Yapılacaklar ::
a) Salata yazısına göre aşağıdaki soruları yanıtlayın.
(i) Salata yapımına başlarken tezgâha ne konmuş olmalı?
(ii) Yazar bu salatayı hangi yılın salatası olarak anıyor?
(iii) Beğenenler salataya hangi adı verebilir?
b) Salata yazısını kaldığı yerden alıp sürdürün.

Metin ::
--*--

Bu arada işin en zevkli tarafını unuttum. Bütün bu işleme başlarken kırmızı şarap açılmış olmalı. İşte bu kısım çok önemli. Şarap deyince ne diyeceğimizi ne yapacağımızı şaşırıyoruz . Bu sofra iyi bir şarap ister. İyi bir şarap da çok pahalı. Ne yapacağız? Az içeceğiz ama kaliteden şaşmayacağız. Salata yapımına başlarken, açılan şişeden bir bardak şarap tezgaha konmuş olacak. Ara sıra bir iki yudum alacaksınız. Hafiften, kendinize göre ıslıkla veya sesle bir şarkı mırıldanabilirsiniz. Sofraya oturduktan sonra da ikinci bardak gelecek. Artan şarap yarına saklanacak. Bu salatayı yapmak biraz zamanınızı alacak, ama, sonuçta hiç pişman olmayacaksınız.
Ha! Yanında yemek ne olacak? Bu salatanın yanında başka yemeğin pek önemi kalmıyor. Rahat bir uyku için bu salata yeter. Afiyet olsun. Bu, 2007 nin salatasıydı. 2008 ne getirir bilemem. Eğer beğenirseniz adına “Akkaraca Salatası” diyebilirsiniz.
19 yorum:
Ellerinize sağlık Nihat Abi,
Harika görünüyor, birde salatanın nasıl yenmesi gerektiğini öyle güzel anlatmışsınız ki. Her şeyin başı bir tutam keyif değil mi?

--*--

Bir koleksiyondan çıkarılan veriler ::
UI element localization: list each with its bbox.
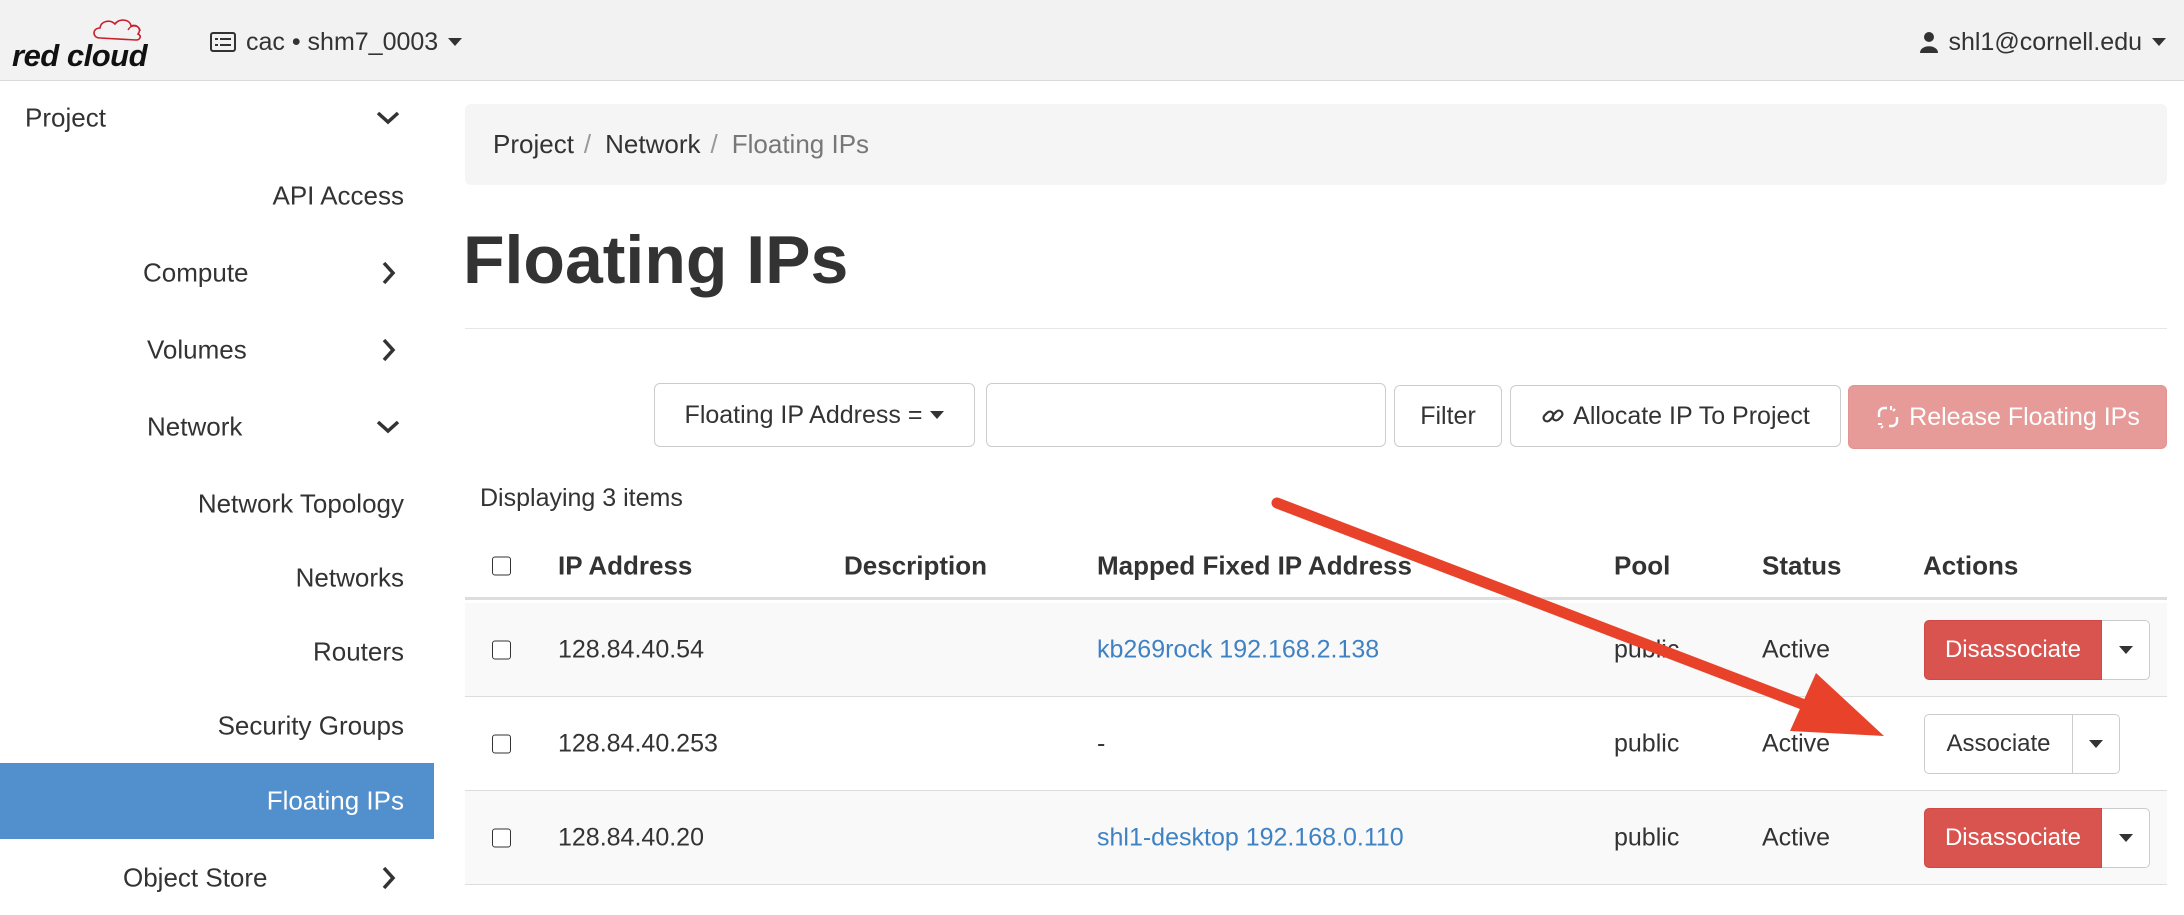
sidebar-item-project[interactable]: Project [0, 81, 434, 155]
breadcrumb-separator: / [710, 129, 718, 159]
release-floating-ips-button-label: Release Floating IPs [1909, 402, 2140, 431]
sidebar-item-object-store[interactable]: Object Store [0, 841, 434, 915]
unlink-icon [1877, 406, 1899, 429]
sidebar-item-label: Security Groups [217, 710, 404, 741]
ip-address-cell: 128.84.40.54 [558, 635, 704, 663]
page-title: Floating IPs [463, 222, 849, 298]
pool-cell: public [1614, 823, 1680, 851]
row-actions-dropdown[interactable] [2102, 619, 2150, 680]
sidebar-item-compute[interactable]: Compute [0, 236, 434, 310]
status-cell: Active [1762, 729, 1831, 757]
sidebar-item-label: Routers [312, 636, 404, 667]
user-menu-label: shl1@cornell.edu [1948, 27, 2142, 56]
disassociate-button[interactable]: Disassociate [1924, 619, 2102, 680]
table-row: 128.84.40.20 shl1-desktop 192.168.0.110 … [465, 791, 2167, 885]
filter-button-label: Filter [1420, 401, 1476, 430]
sidebar-item-label: Floating IPs [266, 785, 404, 816]
row-checkbox[interactable] [492, 640, 511, 659]
column-header-status[interactable]: Status [1762, 550, 1841, 581]
sidebar-item-security-groups[interactable]: Security Groups [0, 689, 434, 763]
column-header-ip-address[interactable]: IP Address [558, 550, 692, 581]
sidebar-item-api-access[interactable]: API Access [0, 159, 434, 233]
sidebar-item-routers[interactable]: Routers [0, 615, 434, 689]
row-actions: Associate [1924, 713, 2120, 774]
caret-down-icon [2118, 833, 2133, 842]
column-header-description[interactable]: Description [844, 550, 987, 581]
link-icon [1542, 409, 1564, 423]
user-icon [1920, 32, 1939, 53]
sidebar-item-label: Volumes [147, 334, 247, 365]
ip-address-cell: 128.84.40.20 [558, 823, 704, 851]
sidebar-item-volumes[interactable]: Volumes [0, 313, 434, 387]
sidebar-item-label: Network Topology [197, 488, 404, 519]
logo-text: red cloud [12, 38, 148, 73]
row-checkbox[interactable] [492, 828, 511, 847]
item-count-text: Displaying 3 items [480, 484, 683, 512]
column-header-actions: Actions [1923, 550, 2019, 580]
filter-field-select-label: Floating IP Address = [684, 400, 923, 429]
breadcrumb-item-current: Floating IPs [731, 129, 870, 159]
sidebar-item-networks[interactable]: Networks [0, 541, 434, 615]
row-checkbox[interactable] [492, 734, 511, 753]
mapped-fixed-ip-cell: - [1097, 729, 1106, 757]
caret-down-icon [2118, 645, 2133, 654]
chevron-down-icon [376, 420, 400, 434]
title-divider [465, 328, 2167, 329]
disassociate-button[interactable]: Disassociate [1924, 807, 2102, 868]
chevron-right-icon [382, 338, 396, 362]
select-all-checkbox[interactable] [492, 556, 511, 575]
row-actions-dropdown[interactable] [2102, 807, 2150, 868]
breadcrumb-item-project[interactable]: Project [493, 129, 574, 160]
pool-cell: public [1614, 635, 1680, 663]
mapped-fixed-ip-link[interactable]: shl1-desktop 192.168.0.110 [1097, 823, 1404, 852]
caret-down-icon [2089, 739, 2103, 748]
breadcrumb-item-network[interactable]: Network [605, 129, 700, 160]
sidebar-item-label: Object Store [123, 862, 268, 893]
ip-address-cell: 128.84.40.253 [558, 729, 718, 757]
sidebar-item-network[interactable]: Network [0, 390, 434, 464]
status-cell: Active [1762, 635, 1831, 663]
sidebar-item-label: Network [147, 411, 243, 442]
caret-down-icon [2152, 38, 2166, 46]
sidebar-item-floating-ips[interactable]: Floating IPs [0, 763, 434, 839]
table-row: 128.84.40.253 - public Active Associate [465, 697, 2167, 791]
chevron-right-icon [382, 261, 396, 285]
mapped-fixed-ip-link[interactable]: kb269rock 192.168.2.138 [1097, 635, 1379, 664]
sidebar-item-label: API Access [272, 180, 405, 211]
caret-down-icon [930, 411, 945, 419]
sidebar-item-network-topology[interactable]: Network Topology [0, 467, 434, 541]
filter-button[interactable]: Filter [1394, 385, 1502, 447]
column-header-pool[interactable]: Pool [1614, 550, 1670, 581]
chevron-right-icon [382, 866, 396, 890]
row-actions-dropdown[interactable] [2073, 713, 2120, 774]
list-icon [210, 32, 236, 52]
chevron-down-icon [376, 111, 400, 125]
breadcrumb: Project / Network / Floating IPs [465, 104, 2167, 185]
allocate-ip-button-label: Allocate IP To Project [1573, 401, 1810, 430]
table-header: IP Address Description Mapped Fixed IP A… [465, 534, 2167, 600]
row-actions: Disassociate [1924, 807, 2150, 868]
user-menu[interactable]: shl1@cornell.edu [1920, 26, 2166, 58]
release-floating-ips-button[interactable]: Release Floating IPs [1848, 385, 2167, 449]
table-row: 128.84.40.54 kb269rock 192.168.2.138 pub… [465, 603, 2167, 697]
project-switcher-label: cac • shm7_0003 [246, 27, 439, 56]
sidebar-item-label: Project [25, 102, 106, 133]
sidebar-item-label: Compute [143, 257, 249, 288]
red-cloud-logo[interactable]: red cloud [12, 16, 162, 74]
associate-button[interactable]: Associate [1924, 713, 2073, 774]
sidebar: Project API Access Compute Volumes Netwo… [0, 81, 434, 910]
row-actions: Disassociate [1924, 619, 2150, 680]
caret-down-icon [448, 38, 463, 46]
breadcrumb-separator: / [583, 129, 592, 159]
project-switcher[interactable]: cac • shm7_0003 [210, 26, 463, 58]
sidebar-item-label: Networks [295, 562, 404, 593]
column-header-mapped-fixed-ip[interactable]: Mapped Fixed IP Address [1097, 550, 1412, 581]
filter-input[interactable] [986, 383, 1386, 447]
pool-cell: public [1614, 729, 1680, 757]
top-navbar: red cloud cac • shm7_0003 shl1@cornell.e… [0, 0, 2184, 81]
filter-field-select[interactable]: Floating IP Address = [654, 383, 975, 447]
status-cell: Active [1762, 823, 1831, 851]
allocate-ip-button[interactable]: Allocate IP To Project [1510, 385, 1841, 447]
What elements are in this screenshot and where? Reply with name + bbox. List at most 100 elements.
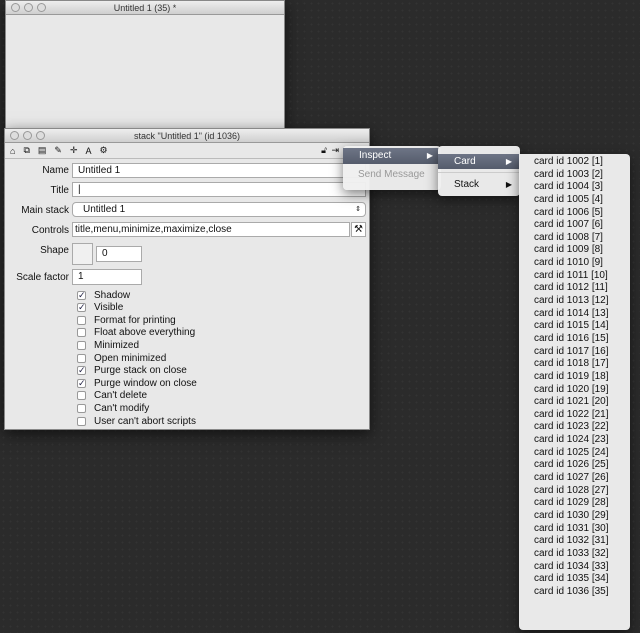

--*--

Çözülen Sorular ::
a)
(i) Açılan şişeden bir bardak şarap.
(ii) 2007.
(iii) "Akkaraca Salatası".

b)
Salataligin neden cekirdeklisi, Nihat Abi? Bizim buradaki fiyati ile övundugum Yakutlar %40 zamli geldi bu kez :(((
Alp&Ege'nin Annesi, Bu tür salatalıklar Datça pazarında son iki aydır satılıyordu, sadece bir iki üretici tarafından. İçleri bol çekirdekli, eski salatalıklar gibi kokusu olan, oldukça lezzetli.
Fakat bu son pazarda yoktu. Artık kalmadı dediler.
Gelecek yılı bekleyin dediler. Biz de Eh! Ne yapalım dedik, Bekleriz...
Offfff.........Agzim sulandi Nihat Abi!!!! Serefine ve afiyet olsun.
www.elifsavas.com/blog
Elif, senin yemeklerin yanında esamesi okunmaz. Ama, bu salatanın yapım aşaması var ya, tam bir seremoni. Uzaktan da olsa beğendiğine sevindim.
Datca ile ilgili sevindirici bir yazi:
http://www.gazetemuzik.com/scripts/kayit.asp?ID=375&KOD=001_002&page=grup_yazarlar.asp&results=
Boyle bir tuhaf gorunuyor ama www.gazetemuzik.com sitesinde Sefik Kahramankaptan'in yazisini bulup okuyun desem daha iyi.
Valla, Elif, ilkin senin yazını bulup okudum. İçinde yaşadığımız sanat dünyası ancak bu kadar açık, net ve doğru anlatılabilir.
Aklına, gönlüne, ellerine sağlık... Sen çok yaşa, e mi?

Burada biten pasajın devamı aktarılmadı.